▸ **Extracted data**:
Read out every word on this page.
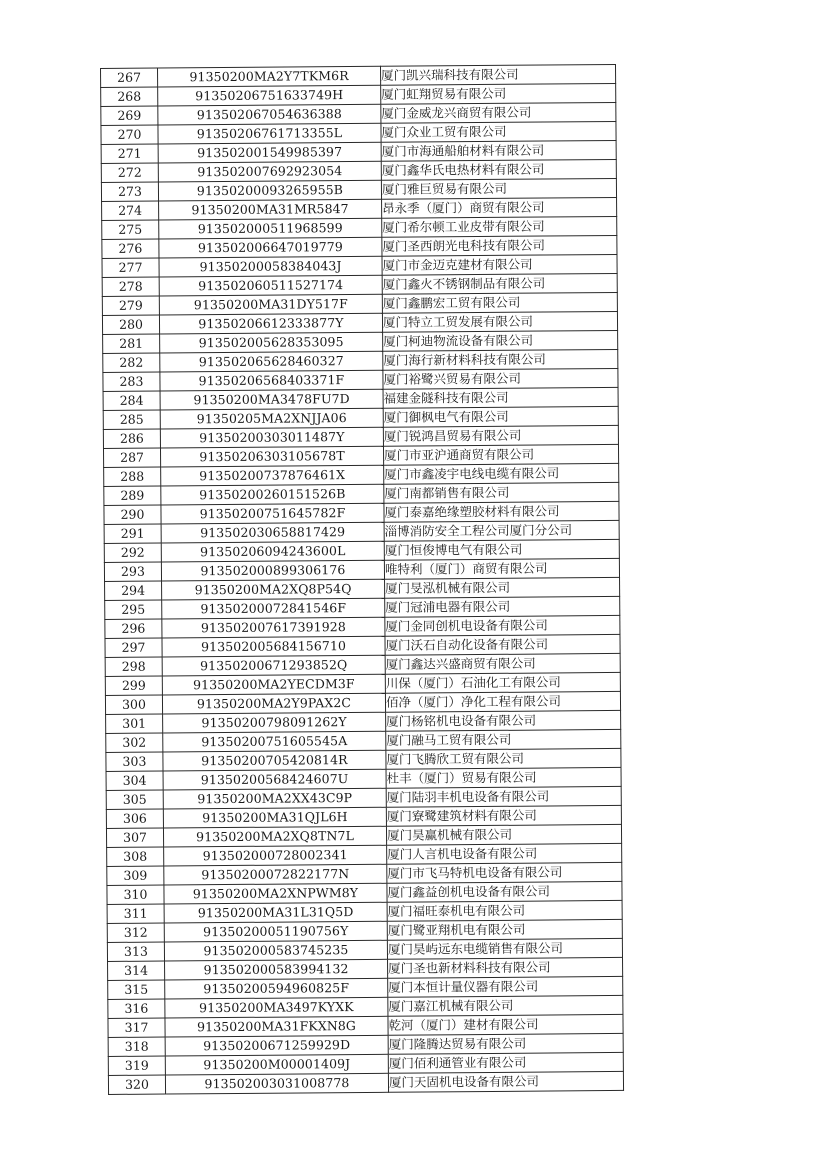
267	91350200MA2Y7TKM6R	厦门凯兴瑞科技有限公司
268	913502067516337​49H	厦门虹翔贸易有限公司
269	913502067054636388	厦门金威龙兴商贸有限公司
270	91350206761713355L	厦门众业工贸有限公司
271	913502001549985397	厦门市海通船舶材料有限公司
272	913502007692923054	厦门鑫华氏电热材料有限公司
273	91350200093265955B	厦门雅巨贸易有限公司
274	91350200MA31MR5847	昂永季（厦门）商贸有限公司
275	913502000511968599	厦门希尔顿工业皮带有限公司
276	913502006647019779	厦门圣西朗光电科技有限公司
277	91350200058384043J	厦门市金迈克建材有限公司
278	913502060511527174	厦门鑫火不锈钢制品有限公司
279	91350200MA31DY517F	厦门鑫鹏宏工贸有限公司
280	91350206612333877Y	厦门特立工贸发展有限公司
281	913502005628353095	厦门柯迪物流设备有限公司
282	913502065628460327	厦门海行新材料科技有限公司
283	91350206568403371F	厦门裕鹭兴贸易有限公司
284	91350200MA3478FU7D	福建金隧科技有限公司
285	9135020​5MA2XNJJA06	厦门御枫电气有限公司
286	91350200303011487Y	厦门锐鸿昌贸易有限公司
287	91350206303105678T	厦门市亚沪通商贸有限公司
288	91350200737876461X	厦门市鑫凌宇电线电缆有限公司
289	91350200260151526B	厦门南都销售有限公司
290	91350200751645782F	厦门泰嘉绝缘塑胶材料有限公司
291	913502030658817429	淄博消防安全工程公司厦门分公司
292	91350206094243600L	厦门恒俊博电气有限公司
293	913502000899306176	唯特利（厦门）商贸有限公司
294	91350200MA2XQ8P54Q	厦门旻泓机械有限公司
295	91350200072841546F	厦门冠浦电器有限公司
296	913502007617391928	厦门金同创机电设备有限公司
297	913502005684156710	厦门沃石自动化设备有限公司
298	91350200671293852Q	厦门鑫达兴盛商贸有限公司
299	91350200MA2YECDM3F	川保（厦门）石油化工有限公司
300	91350200MA2Y9PAX2C	佰净（厦门）净化工程有限公司
301	91350200798091262Y	厦门杨铭机电设备有限公司
302	91350200751605545A	厦门融马工贸有限公司
303	91350200705420814R	厦门飞腾欣工贸有限公司
304	91350200568424607U	杜丰（厦门）贸易有限公司
305	91350200MA2XX43C9P	厦门陆羽丰机电设备有限公司
306	91350200MA31QJL6H	厦门寮鹭建筑材料有限公司
307	91350200MA2XQ8TN7L	厦门昊赢机械有限公司
308	913502000728002341	厦门人言机电设备有限公司
309	91350200072822177N	厦门市飞马特机电设备有限公司
310	91350200MA2XNPWM8Y	厦门鑫益创机电设备有限公司
311	91350200MA31L31Q5D	厦门福旺泰机电有限公司
312	91350200051190756Y	厦门鹭亚翔机电有限公司
313	913502000583745235	厦门昊屿远东电缆销售有限公司
314	913502000583994132	厦门圣也新材料科技有限公司
315	91350200594960825F	厦门本恒计量仪器有限公司
316	91350200MA3497KYXK	厦门嘉江机械有限公司
317	91350200MA31FKXN8G	乾河（厦门）建材有限公司
318	91350200671259929D	厦门隆腾达贸易有限公司
319	91350200M00001409J	厦门佰利通管业有限公司
320	913502003031008778	厦门天固机电设备有限公司
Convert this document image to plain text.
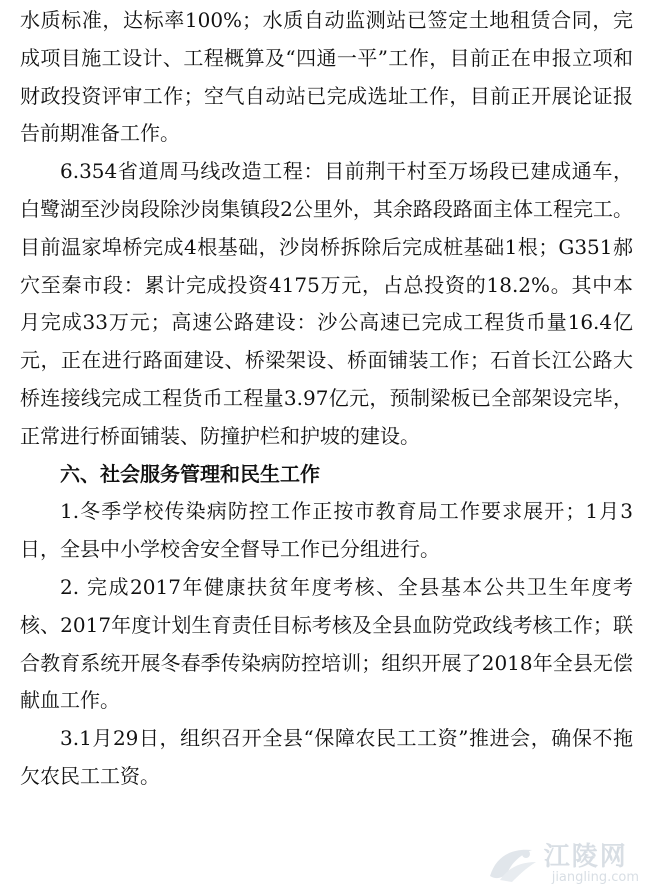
水质标准，达标率100%；水质自动监测站已签定土地租赁合同，完成项目施工设计、工程概算及“四通一平”工作，目前正在申报立项和财政投资评审工作；空气自动站已完成选址工作，目前正开展论证报告前期准备工作。

6.354省道周马线改造工程：目前荆干村至万场段已建成通车，白鹭湖至沙岗段除沙岗集镇段2公里外，其余路段路面主体工程完工。目前温家埠桥完成4根基础，沙岗桥拆除后完成桩基础1根；G351郝穴至秦市段：累计完成投资4175万元，占总投资的18.2%。其中本月完成33万元；高速公路建设：沙公高速已完成工程货币量16.4亿元，正在进行路面建设、桥梁架设、桥面铺装工作；石首长江公路大桥连接线完成工程货币工程量3.97亿元，预制梁板已全部架设完毕，正常进行桥面铺装、防撞护栏和护坡的建设。

六、社会服务管理和民生工作

1.冬季学校传染病防控工作正按市教育局工作要求展开；1月3日，全县中小学校舍安全督导工作已分组进行。

2. 完成2017年健康扶贫年度考核、全县基本公共卫生年度考核、2017年度计划生育责任目标考核及全县血防党政线考核工作；联合教育系统开展冬春季传染病防控培训；组织开展了2018年全县无偿献血工作。

3.1月29日，组织召开全县“保障农民工工资”推进会，确保不拖欠农民工工资。

江陵网
jiangling.com
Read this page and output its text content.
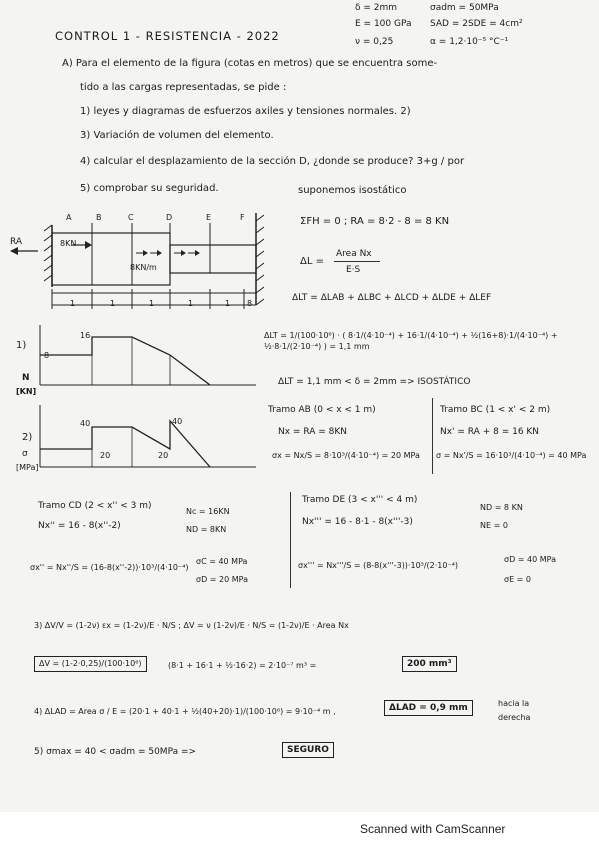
δ = 2mm	σadm = 50MPa
E = 100 GPa SAD = 2SDE = 4cm²
ν = 0,25	α = 1,2·10⁻⁵ °C⁻¹
CONTROL 1 - RESISTENCIA - 2022
A) Para el elemento de la figura (cotas en metros) que se encuentra some-
tido a las cargas representadas, se pide :
1) leyes y diagramas de esfuerzos axiles y tensiones normales. 2)
3) Variación de volumen del elemento.
4) calcular el desplazamiento de la sección D, ¿donde se produce? 3+g / por
5) comprobar su seguridad.	suponemos isostático
A	B	C	D	E	F
RA	8KN
8KN/m
1	1	1	1	1 8
1)
8
16
N
[KN]
2)
σ
[MPa]
40
20	20
40
ΣFH = 0 ; RA = 8·2 - 8 = 8 KN
ΔL =
Area Nx
E·S
ΔLT = ΔLAB + ΔLBC + ΔLCD + ΔLDE + ΔLEF
ΔLT = 1/(100·10⁶) · ( 8·1/(4·10⁻⁴) + 16·1/(4·10⁻⁴) + ½(16+8)·1/(4·10⁻⁴) + ½·8·1/(2·10⁻⁴) ) = 1,1 mm
ΔLT = 1,1 mm < δ = 2mm => ISOSTÁTICO
Tramo AB (0 < x < 1 m)
Nx = RA = 8KN
σx = Nx/S = 8·10³/(4·10⁻⁴) = 20 MPa
Tramo BC (1 < x' < 2 m)
Nx' = RA + 8 = 16 KN
σ = Nx'/S = 16·10³/(4·10⁻⁴) = 40 MPa
Tramo CD (2 < x'' < 3 m)
Nx'' = 16 - 8(x''-2)
Nc = 16KN
ND = 8KN
σx'' = Nx''/S = (16-8(x''-2))·10³/(4·10⁻⁴)
σC = 40 MPa
σD = 20 MPa
Tramo DE (3 < x''' < 4 m)
Nx''' = 16 - 8·1 - 8(x'''-3)
ND = 8 KN
NE = 0
σx''' = Nx'''/S = (8-8(x'''-3))·10³/(2·10⁻⁴)
σD = 40 MPa
σE = 0
3) ΔV/V = (1-2ν) εx = (1-2ν)/E · N/S ; ΔV = ν (1-2ν)/E · N/S = (1-2ν)/E · Area Nx
ΔV = (1-2·0,25)/(100·10⁶)	(8·1 + 16·1 + ½·16·2) = 2·10⁻⁷ m³ =	200 mm³
4) ΔLAD = Area σ / E = (20·1 + 40·1 + ½(40+20)·1)/(100·10⁶) = 9·10⁻⁴ m ,	ΔLAD = 0,9 mm	hacia la
derecha
5) σmax = 40 < σadm = 50MPa =>	SEGURO
Scanned with CamScanner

▸ **Problem to solve**:
Copy all the lines of data exactly as they appear, dropping any images.

▸ **Task response**:
Read out every word on this page.
267	91350200MA2Y7TKM6R	厦门凯兴瑞科技有限公司
268	913502067516337​49H	厦门虹翔贸易有限公司
269	913502067054636388	厦门金威龙兴商贸有限公司
270	91350206761713355L	厦门众业工贸有限公司
271	913502001549985397	厦门市海通船舶材料有限公司
272	913502007692923054	厦门鑫华氏电热材料有限公司
273	91350200093265955B	厦门雅巨贸易有限公司
274	91350200MA31MR5847	昂永季（厦门）商贸有限公司
275	913502000511968599	厦门希尔顿工业皮带有限公司
276	913502006647019779	厦门圣西朗光电科技有限公司
277	91350200058384043J	厦门市金迈克建材有限公司
278	913502060511527174	厦门鑫火不锈钢制品有限公司
279	91350200MA31DY517F	厦门鑫鹏宏工贸有限公司
280	91350206612333877Y	厦门特立工贸发展有限公司
281	913502005628353095	厦门柯迪物流设备有限公司
282	913502065628460327	厦门海行新材料科技有限公司
283	91350206568403371F	厦门裕鹭兴贸易有限公司
284	91350200MA3478FU7D	福建金隧科技有限公司
285	9135020​5MA2XNJJA06	厦门御枫电气有限公司
286	91350200303011487Y	厦门锐鸿昌贸易有限公司
287	91350206303105678T	厦门市亚沪通商贸有限公司
288	91350200737876461X	厦门市鑫凌宇电线电缆有限公司
289	91350200260151526B	厦门南都销售有限公司
290	91350200751645782F	厦门泰嘉绝缘塑胶材料有限公司
291	913502030658817429	淄博消防安全工程公司厦门分公司
292	91350206094243600L	厦门恒俊博电气有限公司
293	913502000899306176	唯特利（厦门）商贸有限公司
294	91350200MA2XQ8P54Q	厦门旻泓机械有限公司
295	91350200072841546F	厦门冠浦电器有限公司
296	913502007617391928	厦门金同创机电设备有限公司
297	913502005684156710	厦门沃石自动化设备有限公司
298	91350200671293852Q	厦门鑫达兴盛商贸有限公司
299	91350200MA2YECDM3F	川保（厦门）石油化工有限公司
300	91350200MA2Y9PAX2C	佰净（厦门）净化工程有限公司
301	91350200798091262Y	厦门杨铭机电设备有限公司
302	91350200751605545A	厦门融马工贸有限公司
303	91350200705420814R	厦门飞腾欣工贸有限公司
304	91350200568424607U	杜丰（厦门）贸易有限公司
305	91350200MA2XX43C9P	厦门陆羽丰机电设备有限公司
306	91350200MA31QJL6H	厦门寮鹭建筑材料有限公司
307	91350200MA2XQ8TN7L	厦门昊赢机械有限公司
308	913502000728002341	厦门人言机电设备有限公司
309	91350200072822177N	厦门市飞马特机电设备有限公司
310	91350200MA2XNPWM8Y	厦门鑫益创机电设备有限公司
311	91350200MA31L31Q5D	厦门福旺泰机电有限公司
312	91350200051190756Y	厦门鹭亚翔机电有限公司
313	913502000583745235	厦门昊屿远东电缆销售有限公司
314	913502000583994132	厦门圣也新材料科技有限公司
315	91350200594960825F	厦门本恒计量仪器有限公司
316	91350200MA3497KYXK	厦门嘉江机械有限公司
317	91350200MA31FKXN8G	乾河（厦门）建材有限公司
318	91350200671259929D	厦门隆腾达贸易有限公司
319	91350200M00001409J	厦门佰利通管业有限公司
320	913502003031008778	厦门天固机电设备有限公司
Convert this document image to plain text.
水质标准，达标率100%；水质自动监测站已签定土地租赁合同，完成项目施工设计、工程概算及“四通一平”工作，目前正在申报立项和财政投资评审工作；空气自动站已完成选址工作，目前正开展论证报告前期准备工作。

6.354省道周马线改造工程：目前荆干村至万场段已建成通车，白鹭湖至沙岗段除沙岗集镇段2公里外，其余路段路面主体工程完工。目前温家埠桥完成4根基础，沙岗桥拆除后完成桩基础1根；G351郝穴至秦市段：累计完成投资4175万元，占总投资的18.2%。其中本月完成33万元；高速公路建设：沙公高速已完成工程货币量16.4亿元，正在进行路面建设、桥梁架设、桥面铺装工作；石首长江公路大桥连接线完成工程货币工程量3.97亿元，预制梁板已全部架设完毕，正常进行桥面铺装、防撞护栏和护坡的建设。

六、社会服务管理和民生工作

1.冬季学校传染病防控工作正按市教育局工作要求展开；1月3日，全县中小学校舍安全督导工作已分组进行。

2. 完成2017年健康扶贫年度考核、全县基本公共卫生年度考核、2017年度计划生育责任目标考核及全县血防党政线考核工作；联合教育系统开展冬春季传染病防控培训；组织开展了2018年全县无偿献血工作。

3.1月29日，组织召开全县“保障农民工工资”推进会，确保不拖欠农民工工资。

江陵网
jiangling.com
Read this page and output its text content.
δ = 2mm	σadm = 50MPa
E = 100 GPa SAD = 2SDE = 4cm²
ν = 0,25	α = 1,2·10⁻⁵ °C⁻¹
CONTROL 1 - RESISTENCIA - 2022
A) Para el elemento de la figura (cotas en metros) que se encuentra some-
tido a las cargas representadas, se pide :
1) leyes y diagramas de esfuerzos axiles y tensiones normales. 2)
3) Variación de volumen del elemento.
4) calcular el desplazamiento de la sección D, ¿donde se produce? 3+g / por
5) comprobar su seguridad.	suponemos isostático
A	B	C	D	E	F
RA	8KN
8KN/m
1	1	1	1	1 8
1)
8
16
N
[KN]
2)
σ
[MPa]
40
20	20
40
ΣFH = 0 ; RA = 8·2 - 8 = 8 KN
ΔL =
Area Nx
E·S
ΔLT = ΔLAB + ΔLBC + ΔLCD + ΔLDE + ΔLEF
ΔLT = 1/(100·10⁶) · ( 8·1/(4·10⁻⁴) + 16·1/(4·10⁻⁴) + ½(16+8)·1/(4·10⁻⁴) + ½·8·1/(2·10⁻⁴) ) = 1,1 mm
ΔLT = 1,1 mm < δ = 2mm => ISOSTÁTICO
Tramo AB (0 < x < 1 m)
Nx = RA = 8KN
σx = Nx/S = 8·10³/(4·10⁻⁴) = 20 MPa
Tramo BC (1 < x' < 2 m)
Nx' = RA + 8 = 16 KN
σ = Nx'/S = 16·10³/(4·10⁻⁴) = 40 MPa
Tramo CD (2 < x'' < 3 m)
Nx'' = 16 - 8(x''-2)
Nc = 16KN
ND = 8KN
σx'' = Nx''/S = (16-8(x''-2))·10³/(4·10⁻⁴)
σC = 40 MPa
σD = 20 MPa
Tramo DE (3 < x''' < 4 m)
Nx''' = 16 - 8·1 - 8(x'''-3)
ND = 8 KN
NE = 0
σx''' = Nx'''/S = (8-8(x'''-3))·10³/(2·10⁻⁴)
σD = 40 MPa
σE = 0
3) ΔV/V = (1-2ν) εx = (1-2ν)/E · N/S ; ΔV = ν (1-2ν)/E · N/S = (1-2ν)/E · Area Nx
ΔV = (1-2·0,25)/(100·10⁶)	(8·1 + 16·1 + ½·16·2) = 2·10⁻⁷ m³ =	200 mm³
4) ΔLAD = Area σ / E = (20·1 + 40·1 + ½(40+20)·1)/(100·10⁶) = 9·10⁻⁴ m ,	ΔLAD = 0,9 mm	hacia la
derecha
5) σmax = 40 < σadm = 50MPa =>	SEGURO
Scanned with CamScanner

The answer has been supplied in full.